*** Material provided
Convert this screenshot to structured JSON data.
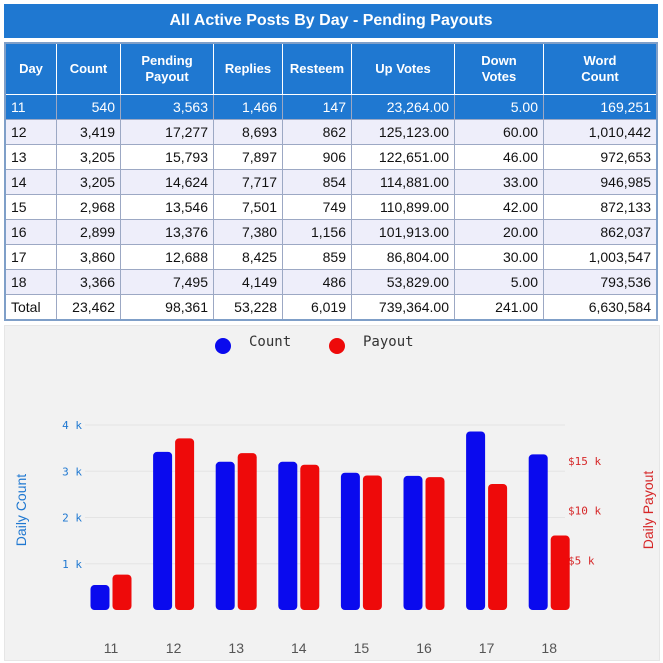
{
  "header": {
    "title": "All Active Posts By Day - Pending Payouts"
  },
  "table": {
    "columns": [
      "Day",
      "Count",
      "Pending\nPayout",
      "Replies",
      "Resteem",
      "Up Votes",
      "Down\nVotes",
      "Word\nCount"
    ],
    "rows": [
      [
        "11",
        "540",
        "3,563",
        "1,466",
        "147",
        "23,264.00",
        "5.00",
        "169,251"
      ],
      [
        "12",
        "3,419",
        "17,277",
        "8,693",
        "862",
        "125,123.00",
        "60.00",
        "1,010,442"
      ],
      [
        "13",
        "3,205",
        "15,793",
        "7,897",
        "906",
        "122,651.00",
        "46.00",
        "972,653"
      ],
      [
        "14",
        "3,205",
        "14,624",
        "7,717",
        "854",
        "114,881.00",
        "33.00",
        "946,985"
      ],
      [
        "15",
        "2,968",
        "13,546",
        "7,501",
        "749",
        "110,899.00",
        "42.00",
        "872,133"
      ],
      [
        "16",
        "2,899",
        "13,376",
        "7,380",
        "1,156",
        "101,913.00",
        "20.00",
        "862,037"
      ],
      [
        "17",
        "3,860",
        "12,688",
        "8,425",
        "859",
        "86,804.00",
        "30.00",
        "1,003,547"
      ],
      [
        "18",
        "3,366",
        "7,495",
        "4,149",
        "486",
        "53,829.00",
        "5.00",
        "793,536"
      ]
    ],
    "total": [
      "Total",
      "23,462",
      "98,361",
      "53,228",
      "6,019",
      "739,364.00",
      "241.00",
      "6,630,584"
    ],
    "selected_row": 0
  },
  "chart_data": {
    "type": "bar",
    "categories": [
      "11",
      "12",
      "13",
      "14",
      "15",
      "16",
      "17",
      "18"
    ],
    "series": [
      {
        "name": "Count",
        "axis": "left",
        "color": "#0a0aee",
        "values": [
          540,
          3419,
          3205,
          3205,
          2968,
          2899,
          3860,
          3366
        ]
      },
      {
        "name": "Payout",
        "axis": "right",
        "color": "#ee0a0a",
        "values": [
          3563,
          17277,
          15793,
          14624,
          13546,
          13376,
          12688,
          7495
        ]
      }
    ],
    "left_axis": {
      "label": "Daily Count",
      "ticks": [
        "1 k",
        "2 k",
        "3 k",
        "4 k"
      ],
      "tick_values": [
        1000,
        2000,
        3000,
        4000
      ],
      "range": [
        0,
        4000
      ],
      "color": "#1f78d1"
    },
    "right_axis": {
      "label": "Daily Payout",
      "ticks": [
        "$5 k",
        "$10 k",
        "$15 k"
      ],
      "tick_values": [
        5000,
        10000,
        15000
      ],
      "range": [
        0,
        15000
      ],
      "color": "#d62728"
    },
    "legend_position": "top-center",
    "grid": true
  }
}
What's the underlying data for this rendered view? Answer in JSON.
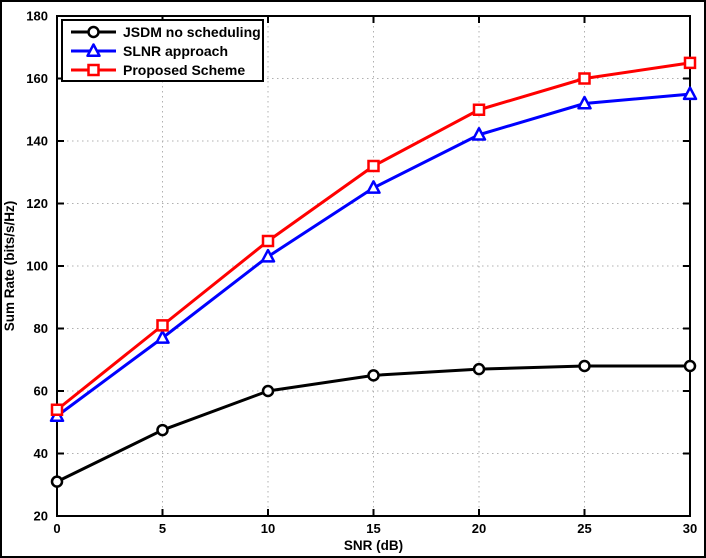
{
  "figure": {
    "background": "#ffffff",
    "border_color": "#000000",
    "frame_color": "#000000"
  },
  "chart_data": {
    "type": "line",
    "title": "",
    "xlabel": "SNR (dB)",
    "ylabel": "Sum Rate (bits/s/Hz)",
    "xlim": [
      0,
      30
    ],
    "ylim": [
      20,
      180
    ],
    "xticks": [
      0,
      5,
      10,
      15,
      20,
      25,
      30
    ],
    "yticks": [
      20,
      40,
      60,
      80,
      100,
      120,
      140,
      160,
      180
    ],
    "grid": "dotted",
    "grid_color": "#b0b0b0",
    "legend_position": "top-left",
    "x": [
      0,
      5,
      10,
      15,
      20,
      25,
      30
    ],
    "series": [
      {
        "name": "JSDM no scheduling",
        "color": "#000000",
        "marker": "circle",
        "values": [
          31,
          47.5,
          60,
          65,
          67,
          68,
          68
        ]
      },
      {
        "name": "SLNR approach",
        "color": "#0000ff",
        "marker": "triangle",
        "values": [
          52,
          77,
          103,
          125,
          142,
          152,
          155
        ]
      },
      {
        "name": "Proposed Scheme",
        "color": "#ff0000",
        "marker": "square",
        "values": [
          54,
          81,
          108,
          132,
          150,
          160,
          165
        ]
      }
    ]
  }
}
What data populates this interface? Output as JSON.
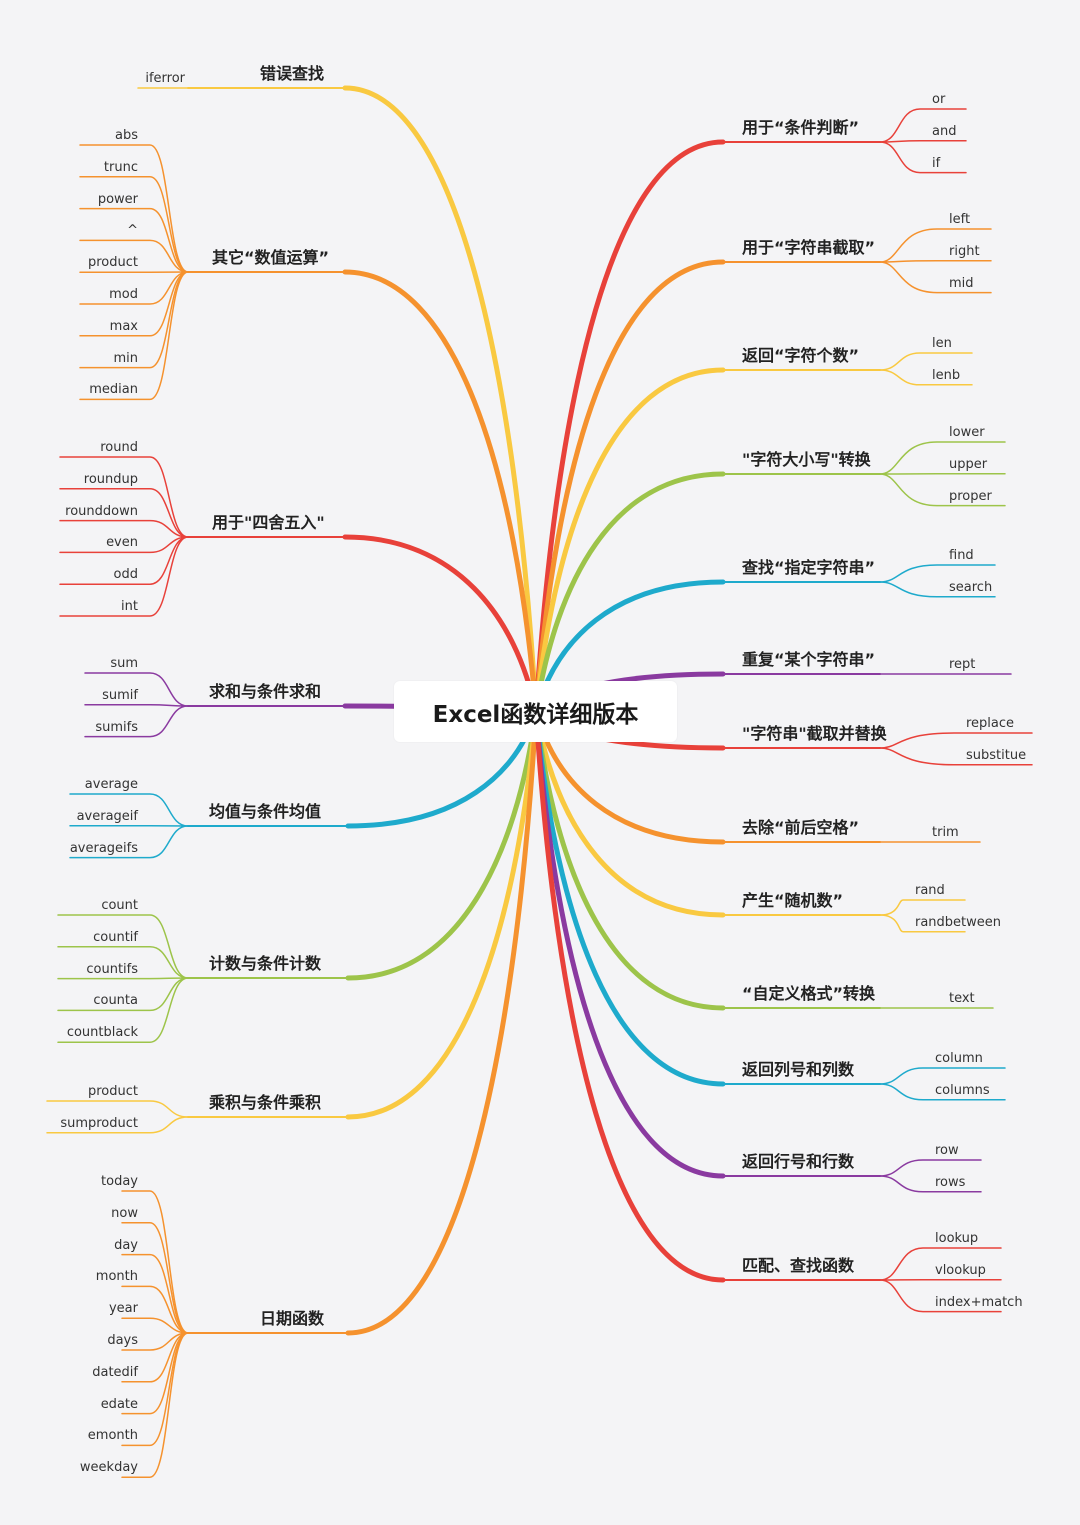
{
  "title": "Excel函数详细版本",
  "colors": {
    "red": "#e8413a",
    "orange": "#f5922e",
    "yellow": "#f9c941",
    "green": "#9dc44a",
    "blue": "#1eaacc",
    "purple": "#8a3aa0"
  },
  "left_branches": [
    {
      "label": "错误查找",
      "color": "yellow",
      "children": [
        "iferror"
      ]
    },
    {
      "label": "其它“数值运算”",
      "color": "orange",
      "children": [
        "abs",
        "trunc",
        "power",
        "^",
        "product",
        "mod",
        "max",
        "min",
        "median"
      ]
    },
    {
      "label": "用于\"四舍五入\"",
      "color": "red",
      "children": [
        "round",
        "roundup",
        "rounddown",
        "even",
        "odd",
        "int"
      ]
    },
    {
      "label": "求和与条件求和",
      "color": "purple",
      "children": [
        "sum",
        "sumif",
        "sumifs"
      ]
    },
    {
      "label": "均值与条件均值",
      "color": "blue",
      "children": [
        "average",
        "averageif",
        "averageifs"
      ]
    },
    {
      "label": "计数与条件计数",
      "color": "green",
      "children": [
        "count",
        "countif",
        "countifs",
        "counta",
        "countblack"
      ]
    },
    {
      "label": "乘积与条件乘积",
      "color": "yellow",
      "children": [
        "product",
        "sumproduct"
      ]
    },
    {
      "label": "日期函数",
      "color": "orange",
      "children": [
        "today",
        "now",
        "day",
        "month",
        "year",
        "days",
        "datedif",
        "edate",
        "emonth",
        "weekday"
      ]
    }
  ],
  "right_branches": [
    {
      "label": "用于“条件判断”",
      "color": "red",
      "children": [
        "or",
        "and",
        "if"
      ]
    },
    {
      "label": "用于“字符串截取”",
      "color": "orange",
      "children": [
        "left",
        "right",
        "mid"
      ]
    },
    {
      "label": "返回“字符个数”",
      "color": "yellow",
      "children": [
        "len",
        "lenb"
      ]
    },
    {
      "label": "\"字符大小写\"转换",
      "color": "green",
      "children": [
        "lower",
        "upper",
        "proper"
      ]
    },
    {
      "label": "查找“指定字符串”",
      "color": "blue",
      "children": [
        "find",
        "search"
      ]
    },
    {
      "label": "重复“某个字符串”",
      "color": "purple",
      "children": [
        "rept"
      ]
    },
    {
      "label": "\"字符串\"截取并替换",
      "color": "red",
      "children": [
        "replace",
        "substitue"
      ]
    },
    {
      "label": "去除“前后空格”",
      "color": "orange",
      "children": [
        "trim"
      ]
    },
    {
      "label": "产生“随机数”",
      "color": "yellow",
      "children": [
        "rand",
        "randbetween"
      ]
    },
    {
      "label": "“自定义格式”转换",
      "color": "green",
      "children": [
        "text"
      ]
    },
    {
      "label": "返回列号和列数",
      "color": "blue",
      "children": [
        "column",
        "columns"
      ]
    },
    {
      "label": "返回行号和行数",
      "color": "purple",
      "children": [
        "row",
        "rows"
      ]
    },
    {
      "label": "匹配、查找函数",
      "color": "red",
      "children": [
        "lookup",
        "vlookup",
        "index+match"
      ]
    }
  ]
}
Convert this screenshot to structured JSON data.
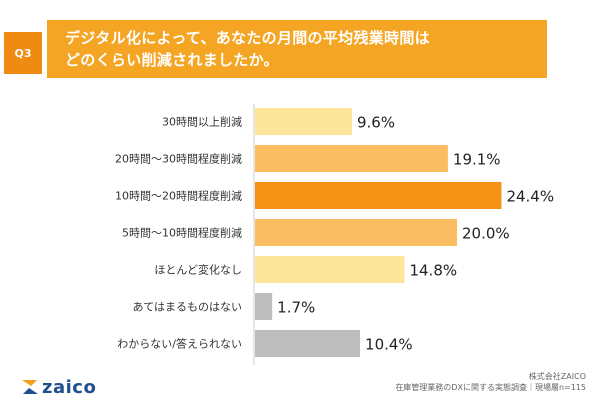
{
  "question": {
    "badge": "Q3",
    "line1": "デジタル化によって、あなたの月間の平均残業時間は",
    "line2": "どのくらい削減されましたか。"
  },
  "chart_data": {
    "type": "bar",
    "orientation": "horizontal",
    "categories": [
      "30時間以上削減",
      "20時間〜30時間程度削減",
      "10時間〜20時間程度削減",
      "5時間〜10時間程度削減",
      "ほとんど変化なし",
      "あてはまるものはない",
      "わからない/答えられない"
    ],
    "values": [
      9.6,
      19.1,
      24.4,
      20.0,
      14.8,
      1.7,
      10.4
    ],
    "value_labels": [
      "9.6%",
      "19.1%",
      "24.4%",
      "20.0%",
      "14.8%",
      "1.7%",
      "10.4%"
    ],
    "colors": [
      "#fde59a",
      "#fbbd62",
      "#f59216",
      "#fbbd62",
      "#fde59a",
      "#bdbdbd",
      "#bdbdbd"
    ],
    "xlim": [
      0,
      30
    ],
    "grid": false,
    "legend": "none"
  },
  "footer": {
    "company": "株式会社ZAICO",
    "survey": "在庫管理業務のDXに関する実態調査｜現場層n=115"
  },
  "logo": {
    "text": "zaico",
    "icon": "zaico-logo-icon",
    "icon_colors": [
      "#f2a01f",
      "#1f4f8f"
    ]
  }
}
******
## Your instructions
Collect every line with the string "JSON" from the records, and copy each.

## Output below
Convert this screenshot to structured JSON data.
What's the underlying data for this rendered view? Answer in JSON.
What data populates this interface? Output as JSON.
Convert this screenshot to structured JSON data.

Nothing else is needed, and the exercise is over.